REQUIREMENTS: Return only the number of lines holding the word "的振幅较大".

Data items
-----

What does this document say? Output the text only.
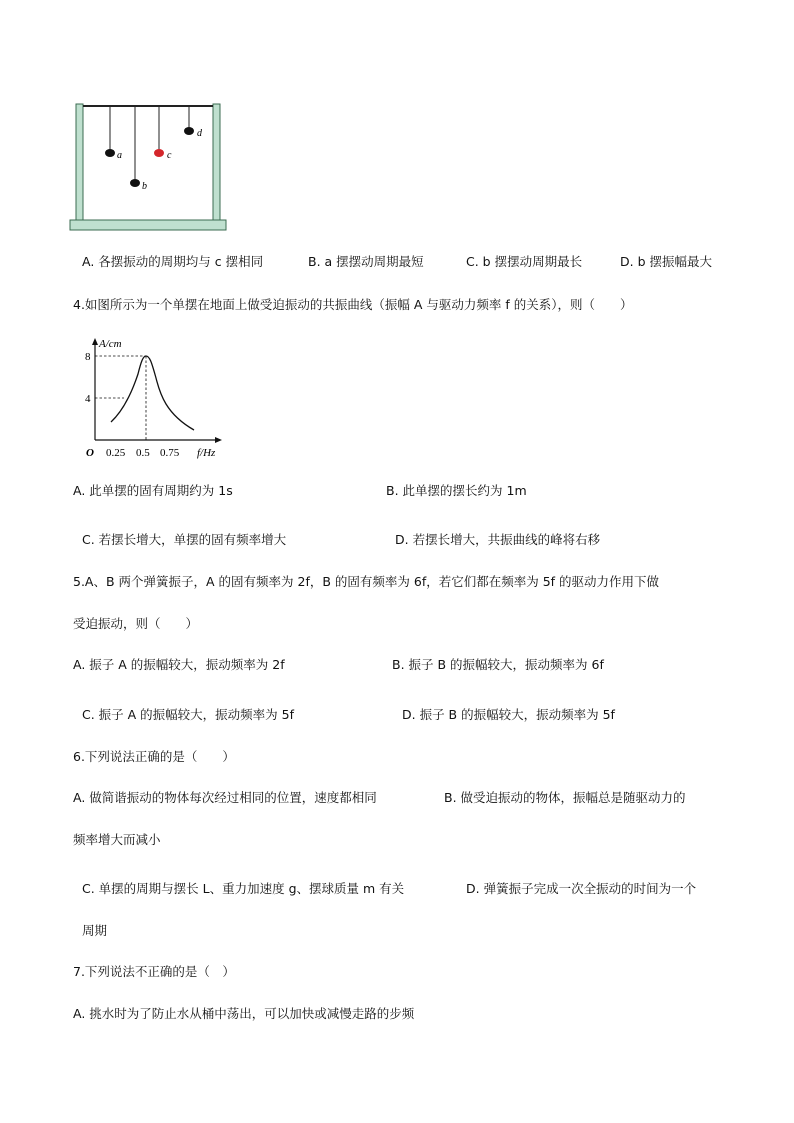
a
b
c
d
A. 各摆振动的周期均与 c 摆相同	B. a 摆摆动周期最短	C. b 摆摆动周期最长	D. b 摆振幅最大
4.如图所示为一个单摆在地面上做受迫振动的共振曲线（振幅 A 与驱动力频率 f 的关系），则（　　）
A/cm
8
4
O 0.25 0.5 0.75 f/Hz
A. 此单摆的固有周期约为 1s	B. 此单摆的摆长约为 1m
C. 若摆长增大，单摆的固有频率增大	D. 若摆长增大，共振曲线的峰将右移
5.A、B 两个弹簧振子，A 的固有频率为 2f，B 的固有频率为 6f，若它们都在频率为 5f 的驱动力作用下做
受迫振动，则（　　）
A. 振子 A 的振幅较大，振动频率为 2f	B. 振子 B 的振幅较大，振动频率为 6f
C. 振子 A 的振幅较大，振动频率为 5f	D. 振子 B 的振幅较大，振动频率为 5f
6.下列说法正确的是（　　）
A. 做简谐振动的物体每次经过相同的位置，速度都相同	B. 做受迫振动的物体，振幅总是随驱动力的
频率增大而减小
C. 单摆的周期与摆长 L、重力加速度 g、摆球质量 m 有关	D. 弹簧振子完成一次全振动的时间为一个
周期
7.下列说法不正确的是（　）
A. 挑水时为了防止水从桶中荡出，可以加快或减慢走路的步频
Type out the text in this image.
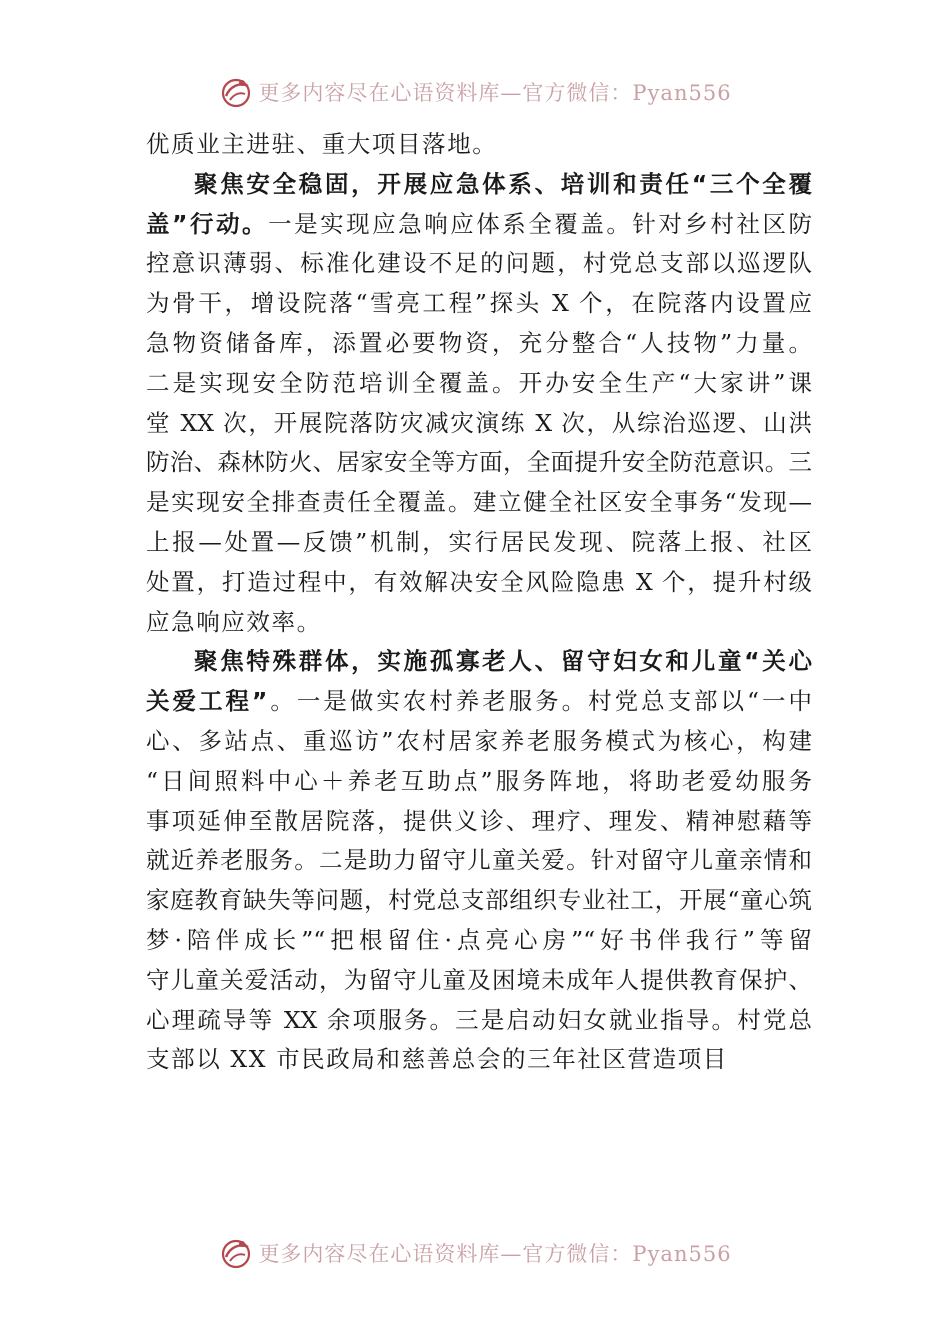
更多内容尽在心语资料库—官方微信：Pyan556
优质业主进驻、重大项目落地。
聚焦安全稳固，开展应急体系、培训和责任“三个全覆
盖”行动。一是实现应急响应体系全覆盖。针对乡村社区防
控意识薄弱、标准化建设不足的问题，村党总支部以巡逻队
为骨干，增设院落“雪亮工程”探头 X 个，在院落内设置应
急物资储备库，添置必要物资，充分整合“人技物”力量。
二是实现安全防范培训全覆盖。开办安全生产“大家讲”课
堂 XX 次，开展院落防灾减灾演练 X 次，从综治巡逻、山洪
防治、森林防火、居家安全等方面，全面提升安全防范意识。三
是实现安全排查责任全覆盖。建立健全社区安全事务“发现—
上报—处置—反馈”机制，实行居民发现、院落上报、社区
处置，打造过程中，有效解决安全风险隐患 X 个，提升村级
应急响应效率。
聚焦特殊群体，实施孤寡老人、留守妇女和儿童“关心
关爱工程”。一是做实农村养老服务。村党总支部以“一中
心、多站点、重巡访”农村居家养老服务模式为核心，构建
“日间照料中心＋养老互助点”服务阵地，将助老爱幼服务
事项延伸至散居院落，提供义诊、理疗、理发、精神慰藉等
就近养老服务。二是助力留守儿童关爱。针对留守儿童亲情和
家庭教育缺失等问题，村党总支部组织专业社工，开展“童心筑
梦·陪伴成长”“把根留住·点亮心房”“好书伴我行”等留
守儿童关爱活动，为留守儿童及困境未成年人提供教育保护、
心理疏导等 XX 余项服务。三是启动妇女就业指导。村党总
支部以 XX 市民政局和慈善总会的三年社区营造项目
更多内容尽在心语资料库—官方微信：Pyan556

-----

ANSWER TO THE EXERCISE: 2